In the records below, find each line containing the word "ibid" and copy it.

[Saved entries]

_ _ _

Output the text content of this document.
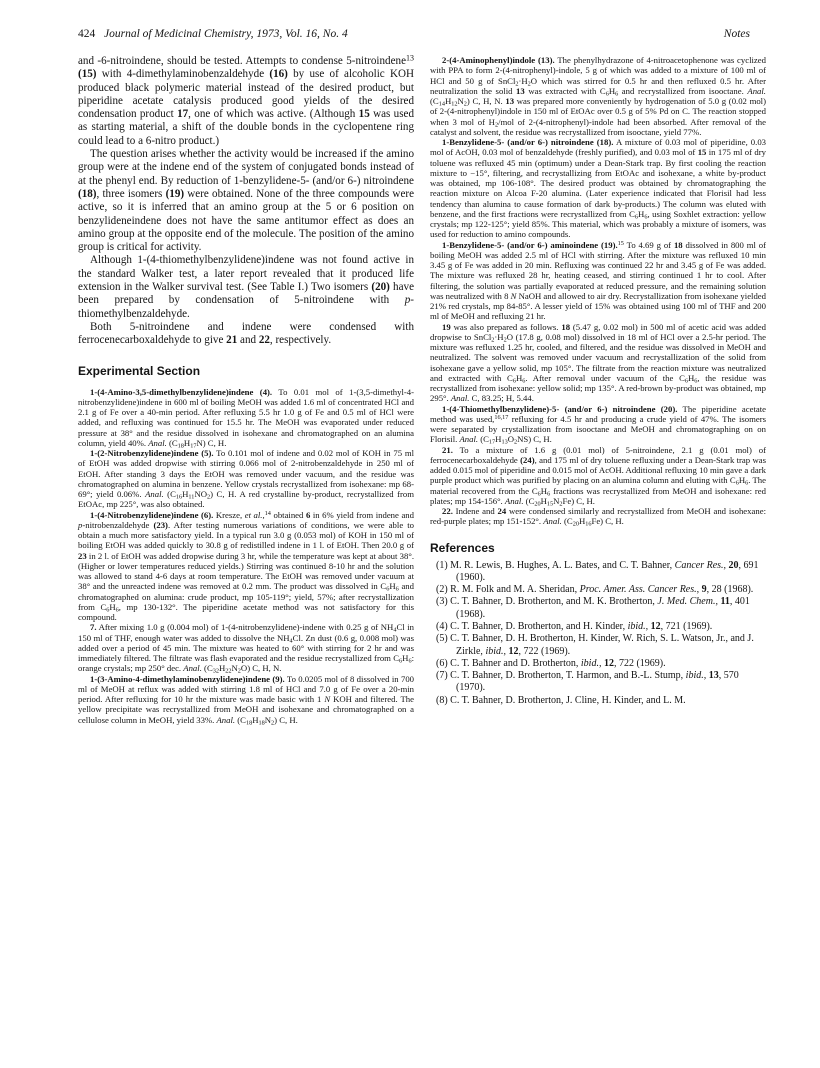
424 Journal of Medicinal Chemistry, 1973, Vol. 16, No. 4	Notes

and -6-nitroindene, should be tested. Attempts to condense 5-nitroindene$^{13}$ (15) with 4-dimethylaminobenzaldehyde (16) by use of alcoholic KOH produced black polymeric material instead of the desired product, but piperidine acetate catalysis produced good yields of the desired condensation product 17, one of which was active. (Although 15 was used as starting material, a shift of the double bonds in the cyclopentene ring could lead to a 6-nitro product.)

The question arises whether the activity would be increased if the amino group were at the indene end of the system of conjugated bonds instead of at the phenyl end. By reduction of 1-benzylidene-5- (and/or 6-) nitroindene (18), three isomers (19) were obtained. None of the three compounds were active, so it is inferred that an amino group at the 5 or 6 position on benzylideneindene does not have the same antitumor effect as does an amino group at the opposite end of the molecule. The position of the amino group is critical for activity.

Although 1-(4-thiomethylbenzylidene)indene was not found active in the standard Walker test, a later report revealed that it produced life extension in the Walker survival test. (See Table I.) Two isomers (20) have been prepared by condensation of 5-nitroindene with p-thiomethylbenzaldehyde.

Both 5-nitroindene and indene were condensed with ferrocenecarboxaldehyde to give 21 and 22, respectively.

Experimental Section

1-(4-Amino-3,5-dimethylbenzylidene)indene (4). To 0.01 mol of 1-(3,5-dimethyl-4-nitrobenzylidene)indene in 600 ml of boiling MeOH was added 1.6 ml of concentrated HCl and 2.1 g of Fe over a 40-min period. After refluxing 5.5 hr 1.0 g of Fe and 0.5 ml of HCl were added, and refluxing was continued for 15.5 hr. The MeOH was evaporated under reduced pressure at 38° and the residue dissolved in isohexane and chromatographed on an alumina column, yield 40%. Anal. $(C_{18}H_{17}N)$ C, H.

1-(2-Nitrobenzylidene)indene (5). To 0.101 mol of indene and 0.02 mol of KOH in 75 ml of EtOH was added dropwise with stirring 0.066 mol of 2-nitrobenzaldehyde in 250 ml of EtOH. After standing 3 days the EtOH was removed under vacuum, and the residue was chromatographed on alumina in benzene. Yellow crystals recrystallized from isohexane: mp 68-69°; yield 0.06%. Anal. $(C_{16}H_{11}NO_2)$ C, H. A red crystalline by-product, recrystallized from EtOAc, mp 225°, was also obtained.

1-(4-Nitrobenzylidene)indene (6). Kresze, et al.,$^{14}$ obtained 6 in 6% yield from indene and p-nitrobenzaldehyde (23). After testing numerous variations of conditions, we were able to obtain a much more satisfactory yield. In a typical run 3.0 g (0.053 mol) of KOH in 150 ml of boiling EtOH was added quickly to 30.8 g of redistilled indene in 1 l. of EtOH. Then 20.0 g of 23 in 2 l. of EtOH was added dropwise during 3 hr, while the temperature was kept at about 38°. (Higher or lower temperatures reduced yields.) Stirring was continued 8-10 hr and the solution was allowed to stand 4-6 days at room temperature. The EtOH was removed under vacuum at 38° and the unreacted indene was removed at 0.2 mm. The product was dissolved in $C_6H_6$ and chromatographed on alumina: crude product, mp 105-119°; yield, 57%; after recrystallization from $C_6H_6$, mp 130-132°. The piperidine acetate method was not satisfactory for this compound.

7. After mixing 1.0 g (0.004 mol) of 1-(4-nitrobenzylidene)-indene with 0.25 g of $NH_4Cl$ in 150 ml of THF, enough water was added to dissolve the $NH_4Cl$. Zn dust (0.6 g, 0.008 mol) was added over a period of 45 min. The mixture was heated to 60° with stirring for 2 hr and was immediately filtered. The filtrate was flash evaporated and the residue recrystallized from $C_6H_6$: orange crystals; mp 250° dec. Anal. $(C_{32}H_{22}N_2O)$ C, H, N.

1-(3-Amino-4-dimethylaminobenzylidene)indene (9). To 0.0205 mol of 8 dissolved in 700 ml of MeOH at reflux was added with stirring 1.8 ml of HCl and 7.0 g of Fe over a 20-min period. After refluxing for 10 hr the mixture was made basic with 1 N KOH and filtered. The yellow precipitate was recrystallized from MeOH and isohexane and chromatographed on a cellulose column in MeOH, yield 33%. Anal. $(C_{18}H_{18}N_2)$ C, H.

2-(4-Aminophenyl)indole (13). The phenylhydrazone of 4-nitroacetophenone was cyclized with PPA to form 2-(4-nitrophenyl)-indole, 5 g of which was added to a mixture of 100 ml of HCl and 50 g of $SnCl_2\cdot H_2O$ which was stirred for 0.5 hr and then refluxed 0.5 hr. After neutralization the solid 13 was extracted with $C_6H_6$ and recrystallized from isooctane. Anal. $(C_{14}H_{12}N_2)$ C, H, N. 13 was prepared more conveniently by hydrogenation of 5.0 g (0.02 mol) of 2-(4-nitrophenyl)indole in 150 ml of EtOAc over 0.5 g of 5% Pd on C. The reaction stopped when 3 mol of $H_2$/mol of 2-(4-nitrophenyl)-indole had been absorbed. After removal of the catalyst and solvent, the residue was recrystallized from isooctane, yield 77%.

1-Benzylidene-5- (and/or 6-) nitroindene (18). A mixture of 0.03 mol of piperidine, 0.03 mol of AcOH, 0.03 mol of benzaldehyde (freshly purified), and 0.03 mol of 15 in 175 ml of dry toluene was refluxed 45 min (optimum) under a Dean-Stark trap. By first cooling the reaction mixture to −15°, filtering, and recrystallizing from EtOAc and isohexane, a white by-product was obtained, mp 106-108°. The desired product was obtained by chromatographing the reaction mixture on Alcoa F-20 alumina. (Later experience indicated that Florisil had less tendency than alumina to cause formation of dark by-products.) The column was eluted with benzene, and the first fractions were recrystallized from $C_6H_6$, using Soxhlet extraction: yellow crystals; mp 122-125°; yield 85%. This material, which was probably a mixture of isomers, was used for reduction to amino compounds.

1-Benzylidene-5- (and/or 6-) aminoindene (19).$^{15}$ To 4.69 g of 18 dissolved in 800 ml of boiling MeOH was added 2.5 ml of HCl with stirring. After the mixture was refluxed 10 min 3.45 g of Fe was added in 20 min. Refluxing was continued 22 hr and 3.45 g of Fe was added. The mixture was refluxed 28 hr, heating ceased, and stirring continued 1 hr to cool. After filtering, the solution was partially evaporated at reduced pressure, and the remaining solution was neutralized with 8 N NaOH and allowed to air dry. Recrystallization from isohexane yielded 21% red crystals, mp 84-85°. A lesser yield of 15% was obtained using 100 ml of THF and 200 ml of MeOH and refluxing 21 hr.

19 was also prepared as follows. 18 (5.47 g, 0.02 mol) in 500 ml of acetic acid was added dropwise to $SnCl_2\cdot H_2O$ (17.8 g, 0.08 mol) dissolved in 18 ml of HCl over a 2.5-hr period. The mixture was refluxed 1.25 hr, cooled, and filtered, and the residue was dissolved in MeOH and neutralized. The solvent was removed under vacuum and recrystallization of the solid from isohexane gave a yellow solid, mp 105°. The filtrate from the reaction mixture was neutralized and extracted with $C_6H_6$. After removal under vacuum of the $C_6H_6$, the residue was recrystallized from isohexane: yellow solid; mp 135°. A red-brown by-product was obtained, mp 295°. Anal. C, 83.25; H, 5.44.

1-(4-Thiomethylbenzylidene)-5- (and/or 6-) nitroindene (20). The piperidine acetate method was used,$^{16,17}$ refluxing for 4.5 hr and producing a crude yield of 47%. The isomers were separated by crystallization from isooctane and MeOH and chromatographing on on Florisil. Anal. $(C_{17}H_{13}O_2NS)$ C, H.

21. To a mixture of 1.6 g (0.01 mol) of 5-nitroindene, 2.1 g (0.01 mol) of ferrocenecarboxaldehyde (24), and 175 ml of dry toluene refluxing under a Dean-Stark trap was added 0.015 mol of piperidine and 0.015 mol of AcOH. Additional refluxing 10 min gave a dark purple product which was purified by placing on an alumina column and eluting with $C_6H_6$. The material recovered from the $C_6H_6$ fractions was recrystallized from MeOH and isohexane: red plates; mp 154-156°. Anal. $(C_{20}H_{15}N_2Fe)$ C, H.

22. Indene and 24 were condensed similarly and recrystallized from MeOH and isohexane: red-purple plates; mp 151-152°. Anal. $(C_{20}H_{16}Fe)$ C, H.

References
(1) M. R. Lewis, B. Hughes, A. L. Bates, and C. T. Bahner, Cancer Res., 20, 691 (1960).
(2) R. M. Folk and M. A. Sheridan, Proc. Amer. Ass. Cancer Res., 9, 28 (1968).
(3) C. T. Bahner, D. Brotherton, and M. K. Brotherton, J. Med. Chem., 11, 401 (1968).
(4) C. T. Bahner, D. Brotherton, and H. Kinder, ibid., 12, 721 (1969).
(5) C. T. Bahner, D. H. Brotherton, H. Kinder, W. Rich, S. L. Watson, Jr., and J. Zirkle, ibid., 12, 722 (1969).
(6) C. T. Bahner and D. Brotherton, ibid., 12, 722 (1969).
(7) C. T. Bahner, D. Brotherton, T. Harmon, and B.-L. Stump, ibid., 13, 570 (1970).
(8) C. T. Bahner, D. Brotherton, J. Cline, H. Kinder, and L. M.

_ _ _

• REPLY
(4) C. T. Bahner, D. Brotherton, and H. Kinder, ibid., 12, 721 (1969).
(5) C. T. Bahner, D. H. Brotherton, H. Kinder, W. Rich, S. L. Watson, Jr., and J. Zirkle, ibid., 12, 722 (1969).
(6) C. T. Bahner and D. Brotherton, ibid., 12, 722 (1969).
(7) C. T. Bahner, D. Brotherton, T. Harmon, and B.-L. Stump, ibid., 13, 570 (1970).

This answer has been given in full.